> _DATASET EXCERPTS_
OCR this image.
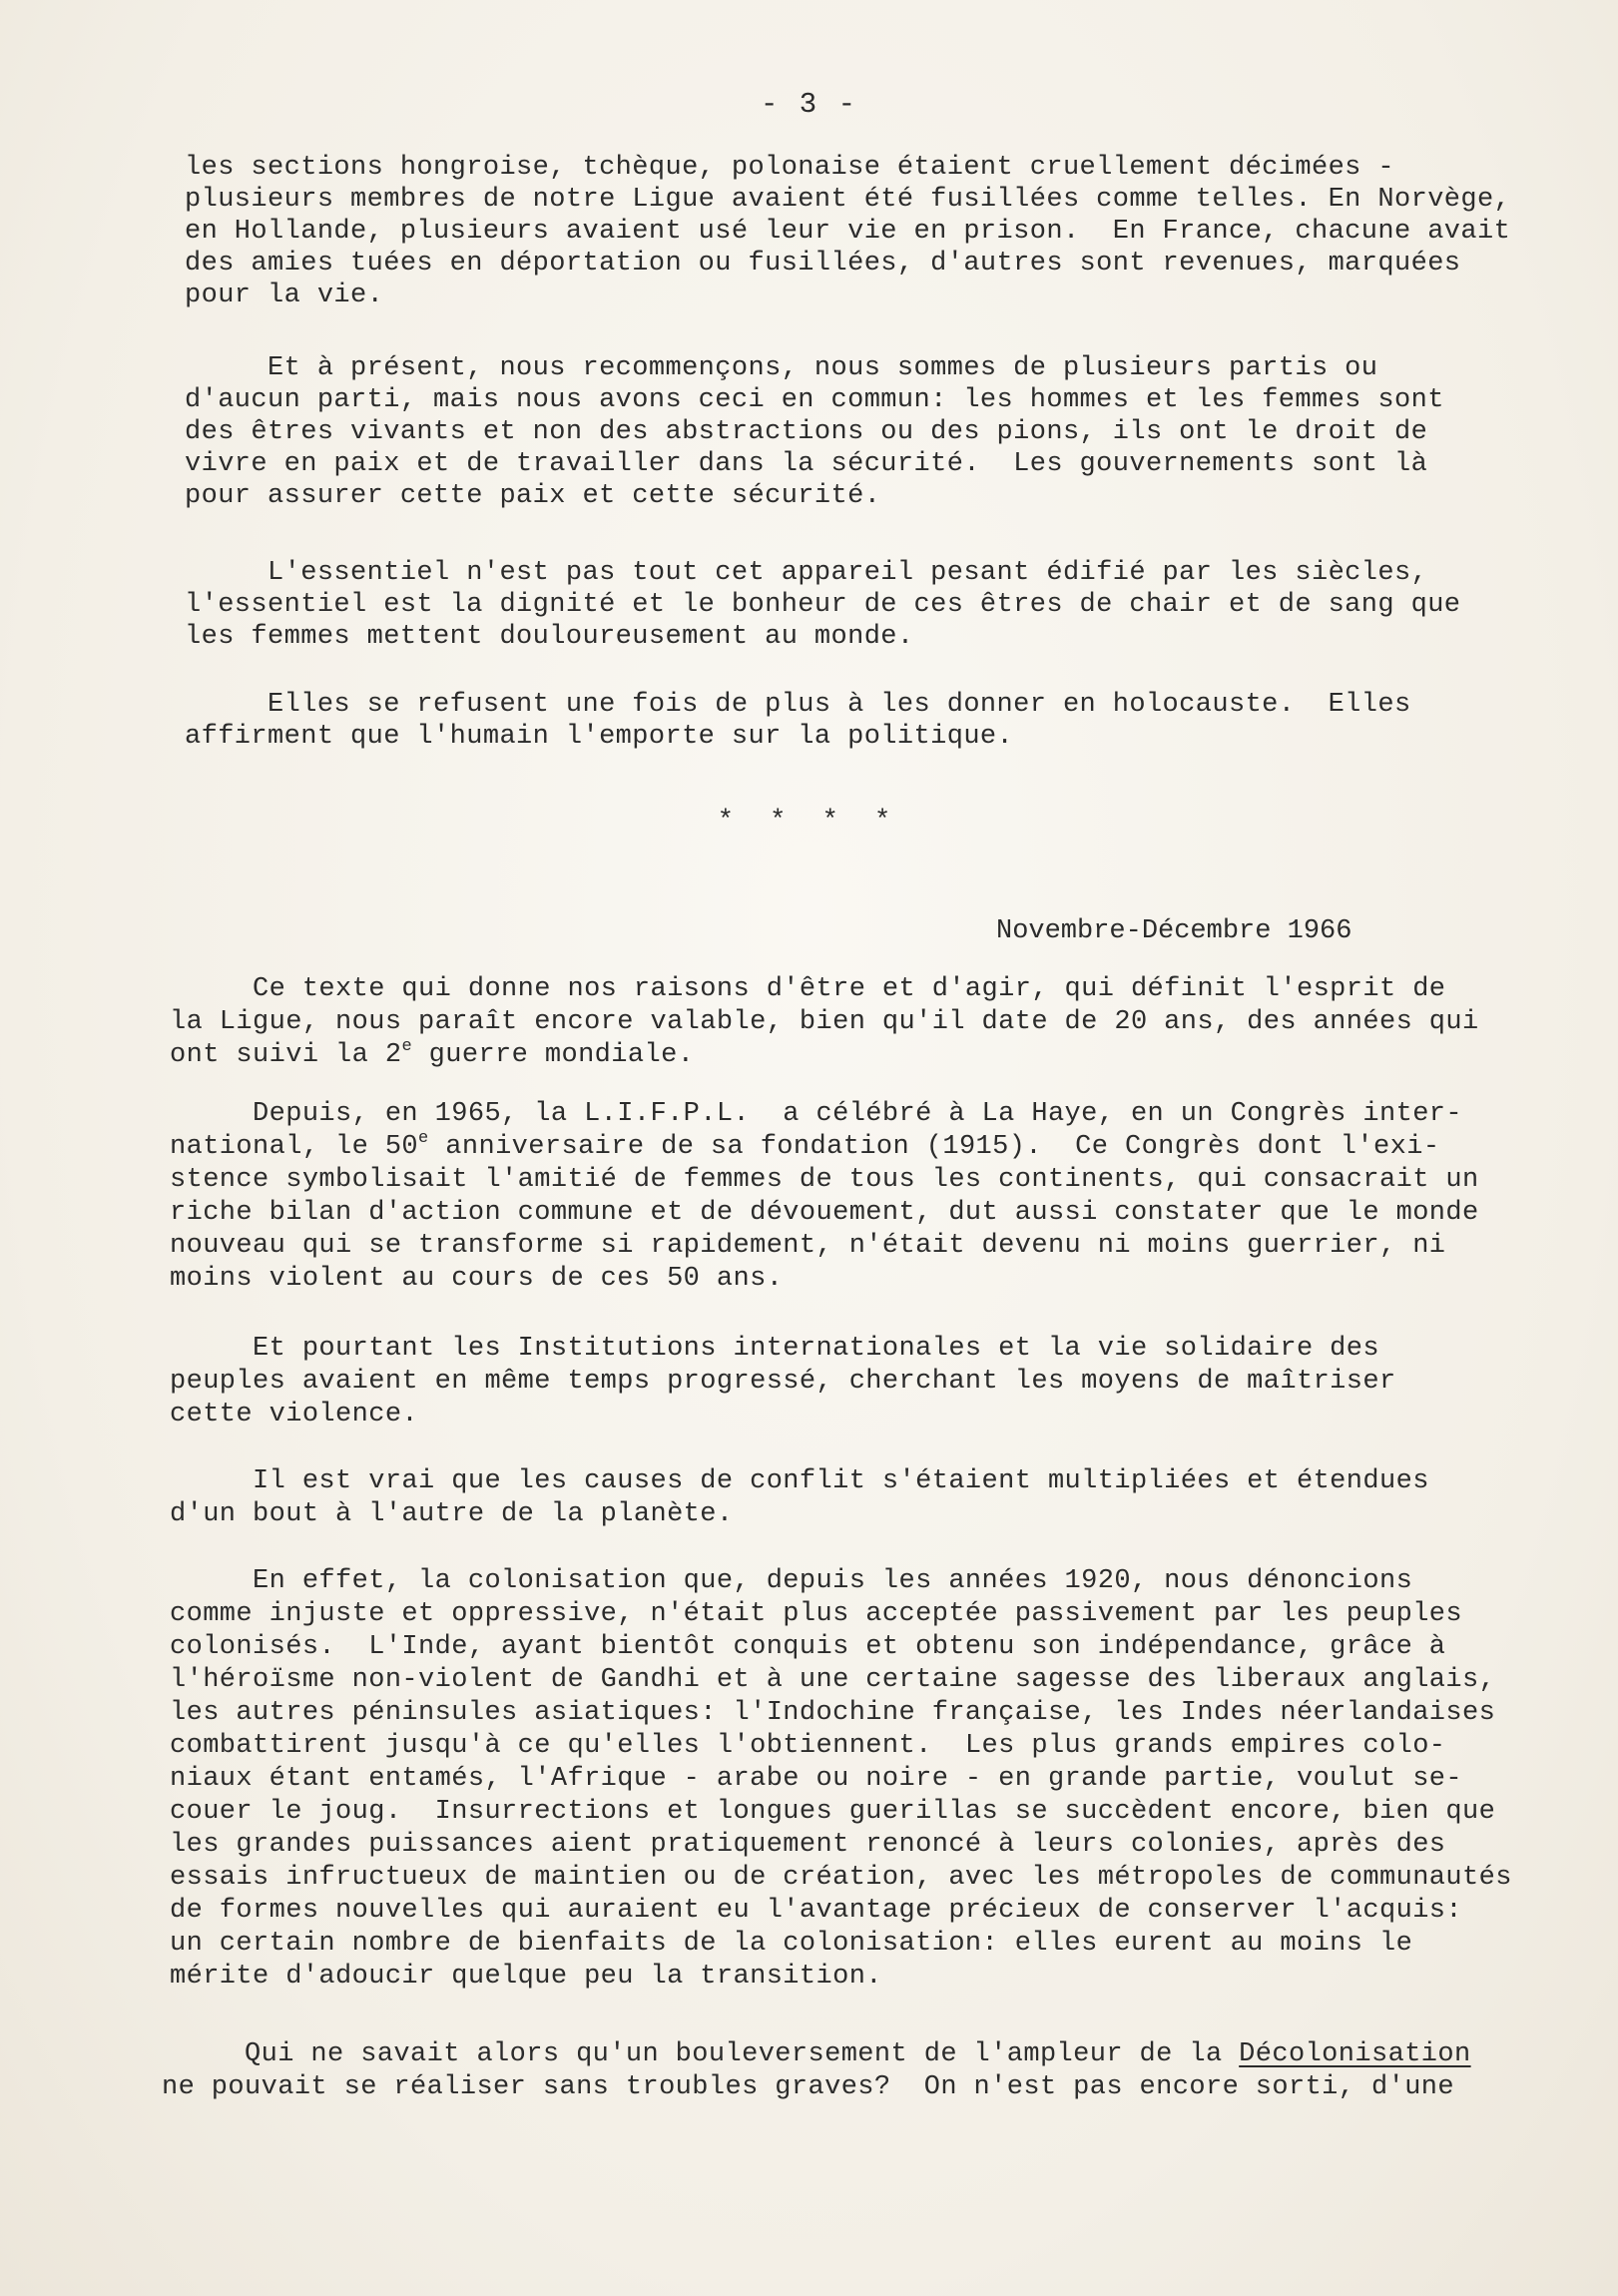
- 3 -
les sections hongroise, tchèque, polonaise étaient cruellement décimées -
plusieurs membres de notre Ligue avaient été fusillées comme telles. En Norvège,
en Hollande, plusieurs avaient usé leur vie en prison.  En France, chacune avait
des amies tuées en déportation ou fusillées, d'autres sont revenues, marquées
pour la vie.
Et à présent, nous recommençons, nous sommes de plusieurs partis ou
d'aucun parti, mais nous avons ceci en commun: les hommes et les femmes sont
des êtres vivants et non des abstractions ou des pions, ils ont le droit de
vivre en paix et de travailler dans la sécurité.  Les gouvernements sont là
pour assurer cette paix et cette sécurité.
L'essentiel n'est pas tout cet appareil pesant édifié par les siècles,
l'essentiel est la dignité et le bonheur de ces êtres de chair et de sang que
les femmes mettent douloureusement au monde.
Elles se refusent une fois de plus à les donner en holocauste.  Elles
affirment que l'humain l'emporte sur la politique.
* * * *
Novembre-Décembre 1966
Ce texte qui donne nos raisons d'être et d'agir, qui définit l'esprit de
la Ligue, nous paraît encore valable, bien qu'il date de 20 ans, des années qui
ont suivi la 2e guerre mondiale.
Depuis, en 1965, la L.I.F.P.L.  a célébré à La Haye, en un Congrès inter-
national, le 50e anniversaire de sa fondation (1915).  Ce Congrès dont l'exi-
stence symbolisait l'amitié de femmes de tous les continents, qui consacrait un
riche bilan d'action commune et de dévouement, dut aussi constater que le monde
nouveau qui se transforme si rapidement, n'était devenu ni moins guerrier, ni
moins violent au cours de ces 50 ans.
Et pourtant les Institutions internationales et la vie solidaire des
peuples avaient en même temps progressé, cherchant les moyens de maîtriser
cette violence.
Il est vrai que les causes de conflit s'étaient multipliées et étendues
d'un bout à l'autre de la planète.
En effet, la colonisation que, depuis les années 1920, nous dénoncions
comme injuste et oppressive, n'était plus acceptée passivement par les peuples
colonisés.  L'Inde, ayant bientôt conquis et obtenu son indépendance, grâce à
l'héroïsme non-violent de Gandhi et à une certaine sagesse des liberaux anglais,
les autres péninsules asiatiques: l'Indochine française, les Indes néerlandaises
combattirent jusqu'à ce qu'elles l'obtiennent.  Les plus grands empires colo-
niaux étant entamés, l'Afrique - arabe ou noire - en grande partie, voulut se-
couer le joug.  Insurrections et longues guerillas se succèdent encore, bien que
les grandes puissances aient pratiquement renoncé à leurs colonies, après des
essais infructueux de maintien ou de création, avec les métropoles de communautés
de formes nouvelles qui auraient eu l'avantage précieux de conserver l'acquis:
un certain nombre de bienfaits de la colonisation: elles eurent au moins le
mérite d'adoucir quelque peu la transition.
Qui ne savait alors qu'un bouleversement de l'ampleur de la Décolonisation
ne pouvait se réaliser sans troubles graves?  On n'est pas encore sorti, d'une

> _TASK DESCRIPTION_
Omit every picture, and otherwise quote the entries exactly.

> _OUTPUT OF THE EXERCISE_
OCR this image.
- 3 -
les sections hongroise, tchèque, polonaise étaient cruellement décimées -
plusieurs membres de notre Ligue avaient été fusillées comme telles. En Norvège,
en Hollande, plusieurs avaient usé leur vie en prison.  En France, chacune avait
des amies tuées en déportation ou fusillées, d'autres sont revenues, marquées
pour la vie.
Et à présent, nous recommençons, nous sommes de plusieurs partis ou
d'aucun parti, mais nous avons ceci en commun: les hommes et les femmes sont
des êtres vivants et non des abstractions ou des pions, ils ont le droit de
vivre en paix et de travailler dans la sécurité.  Les gouvernements sont là
pour assurer cette paix et cette sécurité.
L'essentiel n'est pas tout cet appareil pesant édifié par les siècles,
l'essentiel est la dignité et le bonheur de ces êtres de chair et de sang que
les femmes mettent douloureusement au monde.
Elles se refusent une fois de plus à les donner en holocauste.  Elles
affirment que l'humain l'emporte sur la politique.
* * * *
Novembre-Décembre 1966
Ce texte qui donne nos raisons d'être et d'agir, qui définit l'esprit de
la Ligue, nous paraît encore valable, bien qu'il date de 20 ans, des années qui
ont suivi la 2e guerre mondiale.
Depuis, en 1965, la L.I.F.P.L.  a célébré à La Haye, en un Congrès inter-
national, le 50e anniversaire de sa fondation (1915).  Ce Congrès dont l'exi-
stence symbolisait l'amitié de femmes de tous les continents, qui consacrait un
riche bilan d'action commune et de dévouement, dut aussi constater que le monde
nouveau qui se transforme si rapidement, n'était devenu ni moins guerrier, ni
moins violent au cours de ces 50 ans.
Et pourtant les Institutions internationales et la vie solidaire des
peuples avaient en même temps progressé, cherchant les moyens de maîtriser
cette violence.
Il est vrai que les causes de conflit s'étaient multipliées et étendues
d'un bout à l'autre de la planète.
En effet, la colonisation que, depuis les années 1920, nous dénoncions
comme injuste et oppressive, n'était plus acceptée passivement par les peuples
colonisés.  L'Inde, ayant bientôt conquis et obtenu son indépendance, grâce à
l'héroïsme non-violent de Gandhi et à une certaine sagesse des liberaux anglais,
les autres péninsules asiatiques: l'Indochine française, les Indes néerlandaises
combattirent jusqu'à ce qu'elles l'obtiennent.  Les plus grands empires colo-
niaux étant entamés, l'Afrique - arabe ou noire - en grande partie, voulut se-
couer le joug.  Insurrections et longues guerillas se succèdent encore, bien que
les grandes puissances aient pratiquement renoncé à leurs colonies, après des
essais infructueux de maintien ou de création, avec les métropoles de communautés
de formes nouvelles qui auraient eu l'avantage précieux de conserver l'acquis:
un certain nombre de bienfaits de la colonisation: elles eurent au moins le
mérite d'adoucir quelque peu la transition.
Qui ne savait alors qu'un bouleversement de l'ampleur de la Décolonisation
ne pouvait se réaliser sans troubles graves?  On n'est pas encore sorti, d'une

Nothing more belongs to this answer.